__Data supplied__:
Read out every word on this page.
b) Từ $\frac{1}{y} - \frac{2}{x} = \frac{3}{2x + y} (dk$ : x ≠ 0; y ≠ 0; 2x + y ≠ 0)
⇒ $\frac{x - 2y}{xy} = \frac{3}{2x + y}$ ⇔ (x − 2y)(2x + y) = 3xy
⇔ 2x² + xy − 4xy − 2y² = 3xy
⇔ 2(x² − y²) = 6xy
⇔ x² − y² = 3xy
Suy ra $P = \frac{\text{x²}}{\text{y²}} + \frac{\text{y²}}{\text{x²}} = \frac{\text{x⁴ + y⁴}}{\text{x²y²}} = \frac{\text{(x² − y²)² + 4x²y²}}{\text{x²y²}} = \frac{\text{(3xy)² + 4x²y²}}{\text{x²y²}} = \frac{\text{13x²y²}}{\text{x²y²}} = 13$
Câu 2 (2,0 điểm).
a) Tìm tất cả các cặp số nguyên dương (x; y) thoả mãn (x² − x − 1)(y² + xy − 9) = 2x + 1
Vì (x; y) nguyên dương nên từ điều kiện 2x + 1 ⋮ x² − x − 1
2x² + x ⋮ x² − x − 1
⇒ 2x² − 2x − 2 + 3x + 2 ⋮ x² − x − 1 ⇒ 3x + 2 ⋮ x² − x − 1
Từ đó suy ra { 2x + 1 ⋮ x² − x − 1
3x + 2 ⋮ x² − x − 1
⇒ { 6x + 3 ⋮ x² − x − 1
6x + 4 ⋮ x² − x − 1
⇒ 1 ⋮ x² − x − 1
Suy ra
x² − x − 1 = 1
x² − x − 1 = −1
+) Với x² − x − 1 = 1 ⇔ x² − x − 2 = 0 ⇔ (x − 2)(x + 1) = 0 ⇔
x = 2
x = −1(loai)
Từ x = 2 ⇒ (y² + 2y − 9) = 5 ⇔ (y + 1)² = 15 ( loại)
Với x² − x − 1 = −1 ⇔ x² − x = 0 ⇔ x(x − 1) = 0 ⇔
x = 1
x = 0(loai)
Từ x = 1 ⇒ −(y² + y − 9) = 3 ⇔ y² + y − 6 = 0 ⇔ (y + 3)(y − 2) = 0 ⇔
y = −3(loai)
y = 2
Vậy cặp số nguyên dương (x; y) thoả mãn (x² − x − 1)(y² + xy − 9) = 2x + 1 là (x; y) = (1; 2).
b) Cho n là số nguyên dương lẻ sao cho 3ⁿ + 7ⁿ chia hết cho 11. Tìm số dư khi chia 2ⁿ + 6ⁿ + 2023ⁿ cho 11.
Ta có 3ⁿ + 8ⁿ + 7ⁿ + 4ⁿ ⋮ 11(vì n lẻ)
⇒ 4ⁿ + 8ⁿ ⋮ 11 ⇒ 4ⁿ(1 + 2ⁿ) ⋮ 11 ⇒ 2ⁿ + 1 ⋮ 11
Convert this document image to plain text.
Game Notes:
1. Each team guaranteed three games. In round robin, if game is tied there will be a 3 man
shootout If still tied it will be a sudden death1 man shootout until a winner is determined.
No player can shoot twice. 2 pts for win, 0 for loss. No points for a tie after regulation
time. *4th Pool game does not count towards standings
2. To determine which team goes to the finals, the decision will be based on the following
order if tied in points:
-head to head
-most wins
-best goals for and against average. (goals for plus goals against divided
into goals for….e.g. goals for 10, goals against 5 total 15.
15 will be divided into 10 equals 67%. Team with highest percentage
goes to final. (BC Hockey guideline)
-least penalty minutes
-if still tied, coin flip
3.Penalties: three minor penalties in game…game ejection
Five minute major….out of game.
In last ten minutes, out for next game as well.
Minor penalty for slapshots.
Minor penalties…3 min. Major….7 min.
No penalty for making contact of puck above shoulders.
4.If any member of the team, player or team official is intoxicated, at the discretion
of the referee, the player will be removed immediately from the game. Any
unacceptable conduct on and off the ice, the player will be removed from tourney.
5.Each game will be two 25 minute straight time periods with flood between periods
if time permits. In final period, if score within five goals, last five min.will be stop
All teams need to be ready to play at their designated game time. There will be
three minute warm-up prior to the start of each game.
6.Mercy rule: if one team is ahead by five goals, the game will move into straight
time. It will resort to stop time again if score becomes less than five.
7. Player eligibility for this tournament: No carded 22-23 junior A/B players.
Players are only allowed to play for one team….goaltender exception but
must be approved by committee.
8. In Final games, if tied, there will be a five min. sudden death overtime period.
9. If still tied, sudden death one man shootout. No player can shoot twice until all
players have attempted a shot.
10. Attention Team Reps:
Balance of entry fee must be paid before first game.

__Task brief__: Keep only those lines of the records that hold "still", and return them.

__Solution to this exercise__:
shootout If still tied it will be a sudden death1 man shootout until a winner is determined.
-if still tied, coin flip
9. If still tied, sudden death one man shootout. No player can shoot twice until all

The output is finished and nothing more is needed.